### RECORDS PROVIDED
• • • • • • •

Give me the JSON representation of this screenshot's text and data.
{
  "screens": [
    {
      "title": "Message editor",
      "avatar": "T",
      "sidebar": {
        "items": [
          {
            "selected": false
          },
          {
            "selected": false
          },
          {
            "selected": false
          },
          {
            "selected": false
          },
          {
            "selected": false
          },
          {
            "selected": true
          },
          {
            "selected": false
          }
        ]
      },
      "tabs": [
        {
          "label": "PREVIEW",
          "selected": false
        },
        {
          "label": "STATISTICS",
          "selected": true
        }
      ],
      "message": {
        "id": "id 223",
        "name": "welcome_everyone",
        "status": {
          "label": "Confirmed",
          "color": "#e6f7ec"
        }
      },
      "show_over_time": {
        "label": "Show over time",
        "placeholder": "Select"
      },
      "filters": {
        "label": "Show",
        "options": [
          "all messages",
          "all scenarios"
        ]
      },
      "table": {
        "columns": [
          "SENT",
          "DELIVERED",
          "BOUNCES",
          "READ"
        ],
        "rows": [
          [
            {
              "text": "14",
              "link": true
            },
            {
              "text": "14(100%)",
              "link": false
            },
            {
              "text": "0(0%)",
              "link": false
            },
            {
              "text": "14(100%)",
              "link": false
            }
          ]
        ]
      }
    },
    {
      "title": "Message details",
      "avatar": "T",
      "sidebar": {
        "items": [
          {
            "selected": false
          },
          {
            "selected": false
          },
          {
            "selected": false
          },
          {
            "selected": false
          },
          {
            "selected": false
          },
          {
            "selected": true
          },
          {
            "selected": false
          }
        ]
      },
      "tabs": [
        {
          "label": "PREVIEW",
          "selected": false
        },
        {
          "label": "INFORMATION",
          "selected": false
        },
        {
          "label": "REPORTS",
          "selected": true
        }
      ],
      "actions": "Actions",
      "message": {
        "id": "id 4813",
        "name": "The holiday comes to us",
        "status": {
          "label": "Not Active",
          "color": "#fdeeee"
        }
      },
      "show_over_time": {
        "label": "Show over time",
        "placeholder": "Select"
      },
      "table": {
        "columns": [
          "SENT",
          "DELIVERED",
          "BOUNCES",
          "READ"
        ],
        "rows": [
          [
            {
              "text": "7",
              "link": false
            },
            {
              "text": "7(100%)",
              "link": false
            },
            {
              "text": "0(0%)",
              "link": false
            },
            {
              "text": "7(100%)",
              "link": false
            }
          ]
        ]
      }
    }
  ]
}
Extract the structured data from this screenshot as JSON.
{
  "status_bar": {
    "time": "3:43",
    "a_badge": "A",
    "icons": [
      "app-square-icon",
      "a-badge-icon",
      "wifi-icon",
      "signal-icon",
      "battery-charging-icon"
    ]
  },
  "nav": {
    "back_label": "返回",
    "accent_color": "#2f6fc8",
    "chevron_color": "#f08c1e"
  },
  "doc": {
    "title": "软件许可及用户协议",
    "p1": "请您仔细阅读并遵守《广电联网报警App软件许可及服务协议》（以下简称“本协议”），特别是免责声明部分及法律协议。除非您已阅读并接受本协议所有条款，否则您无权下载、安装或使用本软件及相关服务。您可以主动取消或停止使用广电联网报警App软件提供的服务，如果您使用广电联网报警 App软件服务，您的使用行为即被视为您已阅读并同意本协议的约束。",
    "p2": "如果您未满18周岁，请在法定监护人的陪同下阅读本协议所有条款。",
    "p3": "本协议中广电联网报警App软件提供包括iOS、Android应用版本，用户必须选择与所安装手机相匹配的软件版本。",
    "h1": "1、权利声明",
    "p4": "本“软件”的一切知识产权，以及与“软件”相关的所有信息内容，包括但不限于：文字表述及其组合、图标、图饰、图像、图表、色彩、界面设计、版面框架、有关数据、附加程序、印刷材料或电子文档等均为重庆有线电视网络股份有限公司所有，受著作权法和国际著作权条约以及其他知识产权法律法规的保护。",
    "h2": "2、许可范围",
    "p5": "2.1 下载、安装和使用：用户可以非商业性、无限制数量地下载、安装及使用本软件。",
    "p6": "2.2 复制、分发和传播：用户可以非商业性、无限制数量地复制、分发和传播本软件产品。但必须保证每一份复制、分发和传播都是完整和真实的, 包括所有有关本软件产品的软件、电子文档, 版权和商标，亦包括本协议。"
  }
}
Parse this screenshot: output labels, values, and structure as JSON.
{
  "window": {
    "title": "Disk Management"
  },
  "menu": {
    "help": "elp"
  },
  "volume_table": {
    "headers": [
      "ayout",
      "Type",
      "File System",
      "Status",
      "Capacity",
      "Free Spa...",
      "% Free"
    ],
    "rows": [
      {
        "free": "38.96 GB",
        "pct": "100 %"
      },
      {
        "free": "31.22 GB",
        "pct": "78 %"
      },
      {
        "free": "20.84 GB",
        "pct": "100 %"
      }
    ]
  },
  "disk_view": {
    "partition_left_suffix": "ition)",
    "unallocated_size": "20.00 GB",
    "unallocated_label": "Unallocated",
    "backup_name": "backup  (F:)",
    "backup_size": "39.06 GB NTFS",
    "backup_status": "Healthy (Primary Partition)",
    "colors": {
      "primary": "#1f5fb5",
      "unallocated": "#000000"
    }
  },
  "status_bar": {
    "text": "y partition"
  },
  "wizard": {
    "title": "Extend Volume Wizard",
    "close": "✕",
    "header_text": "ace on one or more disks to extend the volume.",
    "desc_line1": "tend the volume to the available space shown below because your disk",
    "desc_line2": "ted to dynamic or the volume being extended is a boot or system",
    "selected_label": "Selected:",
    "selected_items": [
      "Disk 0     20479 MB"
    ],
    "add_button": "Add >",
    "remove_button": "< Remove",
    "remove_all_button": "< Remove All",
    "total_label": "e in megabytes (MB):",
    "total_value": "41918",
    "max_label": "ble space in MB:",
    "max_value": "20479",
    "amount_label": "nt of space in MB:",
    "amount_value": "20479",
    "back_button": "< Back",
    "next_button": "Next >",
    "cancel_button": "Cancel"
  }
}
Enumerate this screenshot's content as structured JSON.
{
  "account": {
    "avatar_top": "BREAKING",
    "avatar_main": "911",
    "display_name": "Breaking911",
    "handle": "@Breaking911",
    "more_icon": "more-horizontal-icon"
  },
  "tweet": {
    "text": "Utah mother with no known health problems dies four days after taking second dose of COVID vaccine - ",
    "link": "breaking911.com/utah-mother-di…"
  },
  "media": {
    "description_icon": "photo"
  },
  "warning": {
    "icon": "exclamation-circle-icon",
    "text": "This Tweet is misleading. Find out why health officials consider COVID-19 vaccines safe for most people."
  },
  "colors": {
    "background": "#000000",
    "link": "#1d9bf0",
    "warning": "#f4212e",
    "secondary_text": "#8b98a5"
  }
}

• • • • • • •

### PROBLEM STATEMENT
Exact output of every entry is required.

### RESULT FOR THIS TASK
Give me the JSON representation of this screenshot's text and data.
{
  "screens": [
    {
      "title": "Message editor",
      "avatar": "T",
      "sidebar": {
        "items": [
          {
            "selected": false
          },
          {
            "selected": false
          },
          {
            "selected": false
          },
          {
            "selected": false
          },
          {
            "selected": false
          },
          {
            "selected": true
          },
          {
            "selected": false
          }
        ]
      },
      "tabs": [
        {
          "label": "PREVIEW",
          "selected": false
        },
        {
          "label": "STATISTICS",
          "selected": true
        }
      ],
      "message": {
        "id": "id 223",
        "name": "welcome_everyone",
        "status": {
          "label": "Confirmed",
          "color": "#e6f7ec"
        }
      },
      "show_over_time": {
        "label": "Show over time",
        "placeholder": "Select"
      },
      "filters": {
        "label": "Show",
        "options": [
          "all messages",
          "all scenarios"
        ]
      },
      "table": {
        "columns": [
          "SENT",
          "DELIVERED",
          "BOUNCES",
          "READ"
        ],
        "rows": [
          [
            {
              "text": "14",
              "link": true
            },
            {
              "text": "14(100%)",
              "link": false
            },
            {
              "text": "0(0%)",
              "link": false
            },
            {
              "text": "14(100%)",
              "link": false
            }
          ]
        ]
      }
    },
    {
      "title": "Message details",
      "avatar": "T",
      "sidebar": {
        "items": [
          {
            "selected": false
          },
          {
            "selected": false
          },
          {
            "selected": false
          },
          {
            "selected": false
          },
          {
            "selected": false
          },
          {
            "selected": true
          },
          {
            "selected": false
          }
        ]
      },
      "tabs": [
        {
          "label": "PREVIEW",
          "selected": false
        },
        {
          "label": "INFORMATION",
          "selected": false
        },
        {
          "label": "REPORTS",
          "selected": true
        }
      ],
      "actions": "Actions",
      "message": {
        "id": "id 4813",
        "name": "The holiday comes to us",
        "status": {
          "label": "Not Active",
          "color": "#fdeeee"
        }
      },
      "show_over_time": {
        "label": "Show over time",
        "placeholder": "Select"
      },
      "table": {
        "columns": [
          "SENT",
          "DELIVERED",
          "BOUNCES",
          "READ"
        ],
        "rows": [
          [
            {
              "text": "7",
              "link": false
            },
            {
              "text": "7(100%)",
              "link": false
            },
            {
              "text": "0(0%)",
              "link": false
            },
            {
              "text": "7(100%)",
              "link": false
            }
          ]
        ]
      }
    }
  ]
}
Extract the structured data from this screenshot as JSON.
{
  "status_bar": {
    "time": "3:43",
    "a_badge": "A",
    "icons": [
      "app-square-icon",
      "a-badge-icon",
      "wifi-icon",
      "signal-icon",
      "battery-charging-icon"
    ]
  },
  "nav": {
    "back_label": "返回",
    "accent_color": "#2f6fc8",
    "chevron_color": "#f08c1e"
  },
  "doc": {
    "title": "软件许可及用户协议",
    "p1": "请您仔细阅读并遵守《广电联网报警App软件许可及服务协议》（以下简称“本协议”），特别是免责声明部分及法律协议。除非您已阅读并接受本协议所有条款，否则您无权下载、安装或使用本软件及相关服务。您可以主动取消或停止使用广电联网报警App软件提供的服务，如果您使用广电联网报警 App软件服务，您的使用行为即被视为您已阅读并同意本协议的约束。",
    "p2": "如果您未满18周岁，请在法定监护人的陪同下阅读本协议所有条款。",
    "p3": "本协议中广电联网报警App软件提供包括iOS、Android应用版本，用户必须选择与所安装手机相匹配的软件版本。",
    "h1": "1、权利声明",
    "p4": "本“软件”的一切知识产权，以及与“软件”相关的所有信息内容，包括但不限于：文字表述及其组合、图标、图饰、图像、图表、色彩、界面设计、版面框架、有关数据、附加程序、印刷材料或电子文档等均为重庆有线电视网络股份有限公司所有，受著作权法和国际著作权条约以及其他知识产权法律法规的保护。",
    "h2": "2、许可范围",
    "p5": "2.1 下载、安装和使用：用户可以非商业性、无限制数量地下载、安装及使用本软件。",
    "p6": "2.2 复制、分发和传播：用户可以非商业性、无限制数量地复制、分发和传播本软件产品。但必须保证每一份复制、分发和传播都是完整和真实的, 包括所有有关本软件产品的软件、电子文档, 版权和商标，亦包括本协议。"
  }
}
Parse this screenshot: output labels, values, and structure as JSON.
{
  "window": {
    "title": "Disk Management"
  },
  "menu": {
    "help": "elp"
  },
  "volume_table": {
    "headers": [
      "ayout",
      "Type",
      "File System",
      "Status",
      "Capacity",
      "Free Spa...",
      "% Free"
    ],
    "rows": [
      {
        "free": "38.96 GB",
        "pct": "100 %"
      },
      {
        "free": "31.22 GB",
        "pct": "78 %"
      },
      {
        "free": "20.84 GB",
        "pct": "100 %"
      }
    ]
  },
  "disk_view": {
    "partition_left_suffix": "ition)",
    "unallocated_size": "20.00 GB",
    "unallocated_label": "Unallocated",
    "backup_name": "backup  (F:)",
    "backup_size": "39.06 GB NTFS",
    "backup_status": "Healthy (Primary Partition)",
    "colors": {
      "primary": "#1f5fb5",
      "unallocated": "#000000"
    }
  },
  "status_bar": {
    "text": "y partition"
  },
  "wizard": {
    "title": "Extend Volume Wizard",
    "close": "✕",
    "header_text": "ace on one or more disks to extend the volume.",
    "desc_line1": "tend the volume to the available space shown below because your disk",
    "desc_line2": "ted to dynamic or the volume being extended is a boot or system",
    "selected_label": "Selected:",
    "selected_items": [
      "Disk 0     20479 MB"
    ],
    "add_button": "Add >",
    "remove_button": "< Remove",
    "remove_all_button": "< Remove All",
    "total_label": "e in megabytes (MB):",
    "total_value": "41918",
    "max_label": "ble space in MB:",
    "max_value": "20479",
    "amount_label": "nt of space in MB:",
    "amount_value": "20479",
    "back_button": "< Back",
    "next_button": "Next >",
    "cancel_button": "Cancel"
  }
}
Enumerate this screenshot's content as structured JSON.
{
  "account": {
    "avatar_top": "BREAKING",
    "avatar_main": "911",
    "display_name": "Breaking911",
    "handle": "@Breaking911",
    "more_icon": "more-horizontal-icon"
  },
  "tweet": {
    "text": "Utah mother with no known health problems dies four days after taking second dose of COVID vaccine - ",
    "link": "breaking911.com/utah-mother-di…"
  },
  "media": {
    "description_icon": "photo"
  },
  "warning": {
    "icon": "exclamation-circle-icon",
    "text": "This Tweet is misleading. Find out why health officials consider COVID-19 vaccines safe for most people."
  },
  "colors": {
    "background": "#000000",
    "link": "#1d9bf0",
    "warning": "#f4212e",
    "secondary_text": "#8b98a5"
  }
}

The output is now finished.